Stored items
-- begin --
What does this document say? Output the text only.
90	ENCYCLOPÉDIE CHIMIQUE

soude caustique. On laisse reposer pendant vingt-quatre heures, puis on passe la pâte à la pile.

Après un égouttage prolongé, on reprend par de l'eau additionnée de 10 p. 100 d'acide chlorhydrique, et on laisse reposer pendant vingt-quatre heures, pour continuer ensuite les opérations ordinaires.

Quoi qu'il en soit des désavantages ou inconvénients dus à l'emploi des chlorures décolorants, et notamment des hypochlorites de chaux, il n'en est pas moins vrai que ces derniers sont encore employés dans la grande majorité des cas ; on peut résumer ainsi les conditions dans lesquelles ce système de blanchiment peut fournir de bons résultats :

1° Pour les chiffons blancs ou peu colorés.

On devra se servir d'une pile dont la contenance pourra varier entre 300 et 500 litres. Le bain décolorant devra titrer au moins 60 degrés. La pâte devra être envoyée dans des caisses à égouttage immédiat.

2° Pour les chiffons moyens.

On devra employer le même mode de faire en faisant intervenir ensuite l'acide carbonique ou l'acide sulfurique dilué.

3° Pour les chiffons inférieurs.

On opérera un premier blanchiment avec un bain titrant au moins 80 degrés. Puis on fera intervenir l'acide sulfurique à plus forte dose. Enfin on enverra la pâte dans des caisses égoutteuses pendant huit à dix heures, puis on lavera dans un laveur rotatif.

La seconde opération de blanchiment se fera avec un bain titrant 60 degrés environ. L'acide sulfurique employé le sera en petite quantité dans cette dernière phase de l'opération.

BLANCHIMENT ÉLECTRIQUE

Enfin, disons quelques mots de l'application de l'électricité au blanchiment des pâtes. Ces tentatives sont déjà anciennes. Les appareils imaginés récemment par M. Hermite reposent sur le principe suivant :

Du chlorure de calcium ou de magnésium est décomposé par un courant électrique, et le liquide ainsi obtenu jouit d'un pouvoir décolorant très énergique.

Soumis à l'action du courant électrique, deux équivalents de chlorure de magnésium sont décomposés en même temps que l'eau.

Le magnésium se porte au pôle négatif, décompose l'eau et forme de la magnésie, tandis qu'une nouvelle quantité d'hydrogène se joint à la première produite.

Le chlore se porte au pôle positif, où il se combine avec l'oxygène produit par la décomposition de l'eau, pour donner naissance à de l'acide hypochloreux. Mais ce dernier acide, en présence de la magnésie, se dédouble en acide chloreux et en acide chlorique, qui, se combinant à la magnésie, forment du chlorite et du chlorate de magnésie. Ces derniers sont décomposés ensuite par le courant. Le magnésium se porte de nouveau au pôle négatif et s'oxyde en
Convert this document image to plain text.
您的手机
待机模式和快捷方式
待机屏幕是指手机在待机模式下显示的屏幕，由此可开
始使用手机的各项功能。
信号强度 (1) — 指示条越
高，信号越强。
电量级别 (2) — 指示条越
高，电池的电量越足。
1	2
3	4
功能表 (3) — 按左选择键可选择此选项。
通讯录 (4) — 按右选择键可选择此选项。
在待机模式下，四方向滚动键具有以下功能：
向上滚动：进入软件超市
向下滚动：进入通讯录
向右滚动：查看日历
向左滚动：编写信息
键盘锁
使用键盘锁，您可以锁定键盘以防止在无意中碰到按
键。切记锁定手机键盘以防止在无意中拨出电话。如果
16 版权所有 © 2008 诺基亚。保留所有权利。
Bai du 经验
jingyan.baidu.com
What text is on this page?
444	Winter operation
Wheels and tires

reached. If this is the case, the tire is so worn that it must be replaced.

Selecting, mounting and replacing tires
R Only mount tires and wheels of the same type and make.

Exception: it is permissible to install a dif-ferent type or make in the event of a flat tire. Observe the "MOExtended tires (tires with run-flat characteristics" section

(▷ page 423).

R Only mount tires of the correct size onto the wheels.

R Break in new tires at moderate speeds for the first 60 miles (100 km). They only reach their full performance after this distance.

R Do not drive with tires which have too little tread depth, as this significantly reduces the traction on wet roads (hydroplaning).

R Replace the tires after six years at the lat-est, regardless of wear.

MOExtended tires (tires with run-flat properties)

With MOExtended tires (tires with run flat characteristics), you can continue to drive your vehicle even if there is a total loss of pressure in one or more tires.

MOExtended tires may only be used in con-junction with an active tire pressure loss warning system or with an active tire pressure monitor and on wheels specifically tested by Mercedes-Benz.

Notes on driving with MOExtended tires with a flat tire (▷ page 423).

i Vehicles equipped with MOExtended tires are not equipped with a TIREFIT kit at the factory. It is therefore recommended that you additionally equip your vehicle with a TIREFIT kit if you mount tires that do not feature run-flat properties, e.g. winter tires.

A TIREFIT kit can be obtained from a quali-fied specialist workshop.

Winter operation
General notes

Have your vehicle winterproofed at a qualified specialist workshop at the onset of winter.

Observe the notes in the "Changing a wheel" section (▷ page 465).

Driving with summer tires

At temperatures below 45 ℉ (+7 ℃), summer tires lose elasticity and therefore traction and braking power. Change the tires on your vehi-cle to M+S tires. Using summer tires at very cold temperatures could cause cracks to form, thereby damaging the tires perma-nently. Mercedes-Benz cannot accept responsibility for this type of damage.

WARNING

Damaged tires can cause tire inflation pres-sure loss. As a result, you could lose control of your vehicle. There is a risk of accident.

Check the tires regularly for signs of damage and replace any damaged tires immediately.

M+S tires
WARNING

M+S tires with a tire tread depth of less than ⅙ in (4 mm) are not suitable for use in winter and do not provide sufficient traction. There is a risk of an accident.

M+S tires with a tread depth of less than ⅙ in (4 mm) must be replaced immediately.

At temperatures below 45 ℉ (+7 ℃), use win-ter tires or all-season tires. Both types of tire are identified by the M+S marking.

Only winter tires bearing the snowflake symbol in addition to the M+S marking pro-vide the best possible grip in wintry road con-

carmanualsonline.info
-- end --
**Exercise requirements**
Pick out lines containing the word "below", each one as written.

**Result of this exercise**
At temperatures below 45 ℉ (+7 ℃), summer tires lose elasticity and therefore traction and braking power. Change the tires on your vehi-cle to M+S tires. Using summer tires at very cold temperatures could cause cracks to form, thereby damaging the tires perma-nently. Mercedes-Benz cannot accept responsibility for this type of damage.
At temperatures below 45 ℉ (+7 ℃), use win-ter tires or all-season tires. Both types of tire are identified by the M+S marking.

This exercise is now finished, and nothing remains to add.